Brief: Find every line with the word "вещества". Copy those lines.
-=-=-
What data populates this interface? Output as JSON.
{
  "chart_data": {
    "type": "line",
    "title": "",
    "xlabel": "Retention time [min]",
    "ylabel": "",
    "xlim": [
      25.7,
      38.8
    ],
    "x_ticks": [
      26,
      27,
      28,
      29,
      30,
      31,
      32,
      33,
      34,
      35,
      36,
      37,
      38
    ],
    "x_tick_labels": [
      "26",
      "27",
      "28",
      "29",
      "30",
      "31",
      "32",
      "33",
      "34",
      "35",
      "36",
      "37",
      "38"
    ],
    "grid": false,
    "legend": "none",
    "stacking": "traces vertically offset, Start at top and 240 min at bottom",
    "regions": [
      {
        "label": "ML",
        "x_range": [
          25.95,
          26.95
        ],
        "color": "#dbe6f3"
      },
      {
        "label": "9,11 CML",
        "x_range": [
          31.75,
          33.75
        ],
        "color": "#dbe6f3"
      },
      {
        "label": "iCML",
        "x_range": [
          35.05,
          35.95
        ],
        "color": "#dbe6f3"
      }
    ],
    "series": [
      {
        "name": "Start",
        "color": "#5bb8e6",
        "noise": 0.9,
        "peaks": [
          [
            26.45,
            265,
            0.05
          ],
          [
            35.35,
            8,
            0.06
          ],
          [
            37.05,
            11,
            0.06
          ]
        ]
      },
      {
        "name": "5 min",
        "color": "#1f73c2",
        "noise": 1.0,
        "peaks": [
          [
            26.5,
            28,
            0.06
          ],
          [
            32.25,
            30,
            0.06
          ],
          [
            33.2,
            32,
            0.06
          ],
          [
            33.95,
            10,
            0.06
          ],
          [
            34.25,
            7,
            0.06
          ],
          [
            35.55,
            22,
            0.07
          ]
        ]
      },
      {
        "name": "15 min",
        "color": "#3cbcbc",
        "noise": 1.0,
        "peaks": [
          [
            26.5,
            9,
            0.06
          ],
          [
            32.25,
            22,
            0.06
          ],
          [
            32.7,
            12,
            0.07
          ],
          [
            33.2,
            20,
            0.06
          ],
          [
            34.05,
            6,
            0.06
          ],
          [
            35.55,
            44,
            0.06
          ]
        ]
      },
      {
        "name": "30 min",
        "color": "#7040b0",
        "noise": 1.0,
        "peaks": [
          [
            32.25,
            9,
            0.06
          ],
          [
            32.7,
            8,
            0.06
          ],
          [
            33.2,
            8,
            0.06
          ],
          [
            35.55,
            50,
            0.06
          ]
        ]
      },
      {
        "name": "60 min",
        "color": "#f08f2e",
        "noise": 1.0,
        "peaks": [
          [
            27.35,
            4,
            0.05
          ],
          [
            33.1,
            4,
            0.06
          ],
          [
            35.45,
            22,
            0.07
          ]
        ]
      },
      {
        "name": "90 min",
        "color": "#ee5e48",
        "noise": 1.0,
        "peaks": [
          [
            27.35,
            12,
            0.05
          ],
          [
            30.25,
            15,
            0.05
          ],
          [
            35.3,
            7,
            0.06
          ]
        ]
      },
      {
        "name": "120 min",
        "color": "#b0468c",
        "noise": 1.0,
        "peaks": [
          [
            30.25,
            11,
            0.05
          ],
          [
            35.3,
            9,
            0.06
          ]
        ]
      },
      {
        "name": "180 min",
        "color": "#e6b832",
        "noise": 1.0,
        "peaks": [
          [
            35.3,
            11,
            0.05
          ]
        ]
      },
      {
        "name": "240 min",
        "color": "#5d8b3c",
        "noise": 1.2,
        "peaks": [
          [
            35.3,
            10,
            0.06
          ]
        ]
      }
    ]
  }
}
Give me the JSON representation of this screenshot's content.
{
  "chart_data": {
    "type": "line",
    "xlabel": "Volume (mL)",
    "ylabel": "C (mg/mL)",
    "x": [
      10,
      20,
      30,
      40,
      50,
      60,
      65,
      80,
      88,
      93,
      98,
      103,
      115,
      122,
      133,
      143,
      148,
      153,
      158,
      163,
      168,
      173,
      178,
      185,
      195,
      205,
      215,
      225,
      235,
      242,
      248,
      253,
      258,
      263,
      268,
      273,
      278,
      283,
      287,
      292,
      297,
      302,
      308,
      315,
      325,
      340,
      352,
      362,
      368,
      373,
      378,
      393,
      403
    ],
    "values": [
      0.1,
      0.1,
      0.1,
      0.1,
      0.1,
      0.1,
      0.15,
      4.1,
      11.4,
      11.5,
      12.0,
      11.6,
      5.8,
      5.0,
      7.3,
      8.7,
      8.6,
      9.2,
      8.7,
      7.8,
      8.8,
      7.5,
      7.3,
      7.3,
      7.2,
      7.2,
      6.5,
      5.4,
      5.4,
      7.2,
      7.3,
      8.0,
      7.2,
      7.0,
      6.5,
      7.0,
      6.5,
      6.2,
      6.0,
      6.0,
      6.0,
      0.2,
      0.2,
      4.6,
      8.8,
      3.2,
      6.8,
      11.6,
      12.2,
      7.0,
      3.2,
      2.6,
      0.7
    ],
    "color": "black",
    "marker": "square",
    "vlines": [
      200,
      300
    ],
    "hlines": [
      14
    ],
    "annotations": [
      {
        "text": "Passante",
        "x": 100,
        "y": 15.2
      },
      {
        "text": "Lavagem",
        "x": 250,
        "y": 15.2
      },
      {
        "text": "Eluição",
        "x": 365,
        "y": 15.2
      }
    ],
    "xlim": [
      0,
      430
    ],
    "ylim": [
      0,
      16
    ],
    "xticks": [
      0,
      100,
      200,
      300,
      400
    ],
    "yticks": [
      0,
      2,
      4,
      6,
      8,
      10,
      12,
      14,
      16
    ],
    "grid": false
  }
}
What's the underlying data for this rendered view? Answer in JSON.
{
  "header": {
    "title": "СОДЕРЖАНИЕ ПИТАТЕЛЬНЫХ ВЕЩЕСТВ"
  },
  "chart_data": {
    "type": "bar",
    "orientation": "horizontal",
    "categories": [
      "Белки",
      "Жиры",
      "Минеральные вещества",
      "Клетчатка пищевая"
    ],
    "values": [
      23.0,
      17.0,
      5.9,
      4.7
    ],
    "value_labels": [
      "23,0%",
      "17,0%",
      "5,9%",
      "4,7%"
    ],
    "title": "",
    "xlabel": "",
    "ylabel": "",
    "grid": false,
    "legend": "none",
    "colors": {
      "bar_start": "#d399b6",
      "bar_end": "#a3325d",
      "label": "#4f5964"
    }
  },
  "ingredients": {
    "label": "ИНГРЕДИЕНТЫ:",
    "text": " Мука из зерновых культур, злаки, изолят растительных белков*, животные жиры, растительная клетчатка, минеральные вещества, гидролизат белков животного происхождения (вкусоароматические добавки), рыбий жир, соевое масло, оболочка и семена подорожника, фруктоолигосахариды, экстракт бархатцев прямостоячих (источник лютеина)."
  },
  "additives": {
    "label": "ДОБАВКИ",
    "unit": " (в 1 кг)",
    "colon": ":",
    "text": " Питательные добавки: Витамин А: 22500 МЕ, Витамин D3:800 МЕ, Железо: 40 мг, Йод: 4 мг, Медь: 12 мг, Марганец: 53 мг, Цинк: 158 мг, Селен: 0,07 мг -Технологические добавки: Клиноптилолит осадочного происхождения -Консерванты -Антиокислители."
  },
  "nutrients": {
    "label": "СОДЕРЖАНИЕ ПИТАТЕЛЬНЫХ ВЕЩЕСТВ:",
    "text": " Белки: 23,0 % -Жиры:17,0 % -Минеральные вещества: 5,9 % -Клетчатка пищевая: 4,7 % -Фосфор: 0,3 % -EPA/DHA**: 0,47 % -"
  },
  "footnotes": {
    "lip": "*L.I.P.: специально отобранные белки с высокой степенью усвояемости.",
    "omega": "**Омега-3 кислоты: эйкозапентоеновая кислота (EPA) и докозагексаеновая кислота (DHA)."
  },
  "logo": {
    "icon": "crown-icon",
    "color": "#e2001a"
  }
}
-=-=-
Answer to the problem:
      "Минеральные вещества",
    "text": " Мука из зерновых культур, злаки, изолят растительных белков*, животные жиры, растительная клетчатка, минеральные вещества, гидролизат белков животного происхождения (вкусоароматические добавки), рыбий жир, соевое масло, оболочка и семена подорожника, фруктоолигосахариды, экстракт бархатцев прямостоячих (источник лютеина)."
    "text": " Белки: 23,0 % -Жиры:17,0 % -Минеральные вещества: 5,9 % -Клетчатка пищевая: 4,7 % -Фосфор: 0,3 % -EPA/DHA**: 0,47 % -"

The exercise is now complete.